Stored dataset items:
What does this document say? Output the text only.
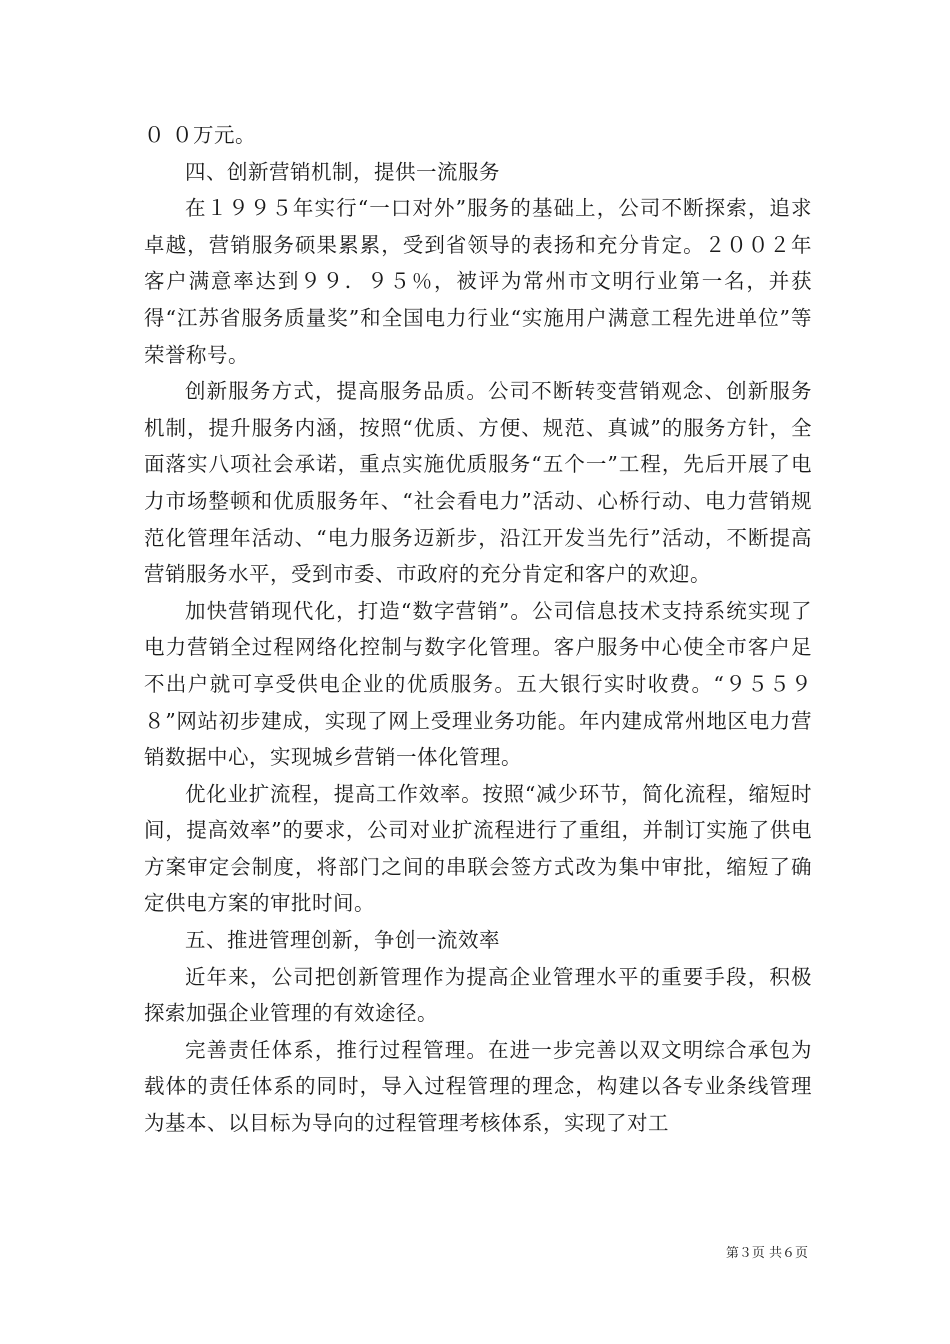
０ ０万元。

四、创新营销机制，提供一流服务

在１９９５年实行“一口对外”服务的基础上，公司不断探索，追求卓越，营销服务硕果累累，受到省领导的表扬和充分肯定。２００２年客户满意率达到９９．９５％，被评为常州市文明行业第一名，并获得“江苏省服务质量奖”和全国电力行业“实施用户满意工程先进单位”等荣誉称号。

创新服务方式，提高服务品质。公司不断转变营销观念、创新服务机制，提升服务内涵，按照“优质、方便、规范、真诚”的服务方针，全面落实八项社会承诺，重点实施优质服务“五个一”工程，先后开展了电力市场整顿和优质服务年、“社会看电力”活动、心桥行动、电力营销规范化管理年活动、“电力服务迈新步，沿江开发当先行”活动，不断提高营销服务水平，受到市委、市政府的充分肯定和客户的欢迎。

加快营销现代化，打造“数字营销”。公司信息技术支持系统实现了电力营销全过程网络化控制与数字化管理。客户服务中心使全市客户足不出户就可享受供电企业的优质服务。五大银行实时收费。“９５５９８”网站初步建成，实现了网上受理业务功能。年内建成常州地区电力营销数据中心，实现城乡营销一体化管理。

优化业扩流程，提高工作效率。按照“减少环节，简化流程，缩短时间，提高效率”的要求，公司对业扩流程进行了重组，并制订实施了供电方案审定会制度，将部门之间的串联会签方式改为集中审批，缩短了确定供电方案的审批时间。

五、推进管理创新，争创一流效率

近年来，公司把创新管理作为提高企业管理水平的重要手段，积极探索加强企业管理的有效途径。

完善责任体系，推行过程管理。在进一步完善以双文明综合承包为载体的责任体系的同时，导入过程管理的理念，构建以各专业条线管理为基本、以目标为导向的过程管理考核体系，实现了对工

第３页 共６页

-- GIVEN INSTRUCTION --
Keep the pictures out of your copy, and repeat every entry above exactly.

-- RESULT FOR THIS EXERCISE --
What does this document say? Output the text only.
０ ０万元。

四、创新营销机制，提供一流服务

在１９９５年实行“一口对外”服务的基础上，公司不断探索，追求卓越，营销服务硕果累累，受到省领导的表扬和充分肯定。２００２年客户满意率达到９９．９５％，被评为常州市文明行业第一名，并获得“江苏省服务质量奖”和全国电力行业“实施用户满意工程先进单位”等荣誉称号。

创新服务方式，提高服务品质。公司不断转变营销观念、创新服务机制，提升服务内涵，按照“优质、方便、规范、真诚”的服务方针，全面落实八项社会承诺，重点实施优质服务“五个一”工程，先后开展了电力市场整顿和优质服务年、“社会看电力”活动、心桥行动、电力营销规范化管理年活动、“电力服务迈新步，沿江开发当先行”活动，不断提高营销服务水平，受到市委、市政府的充分肯定和客户的欢迎。

加快营销现代化，打造“数字营销”。公司信息技术支持系统实现了电力营销全过程网络化控制与数字化管理。客户服务中心使全市客户足不出户就可享受供电企业的优质服务。五大银行实时收费。“９５５９８”网站初步建成，实现了网上受理业务功能。年内建成常州地区电力营销数据中心，实现城乡营销一体化管理。

优化业扩流程，提高工作效率。按照“减少环节，简化流程，缩短时间，提高效率”的要求，公司对业扩流程进行了重组，并制订实施了供电方案审定会制度，将部门之间的串联会签方式改为集中审批，缩短了确定供电方案的审批时间。

五、推进管理创新，争创一流效率

近年来，公司把创新管理作为提高企业管理水平的重要手段，积极探索加强企业管理的有效途径。

完善责任体系，推行过程管理。在进一步完善以双文明综合承包为载体的责任体系的同时，导入过程管理的理念，构建以各专业条线管理为基本、以目标为导向的过程管理考核体系，实现了对工

第３页 共６页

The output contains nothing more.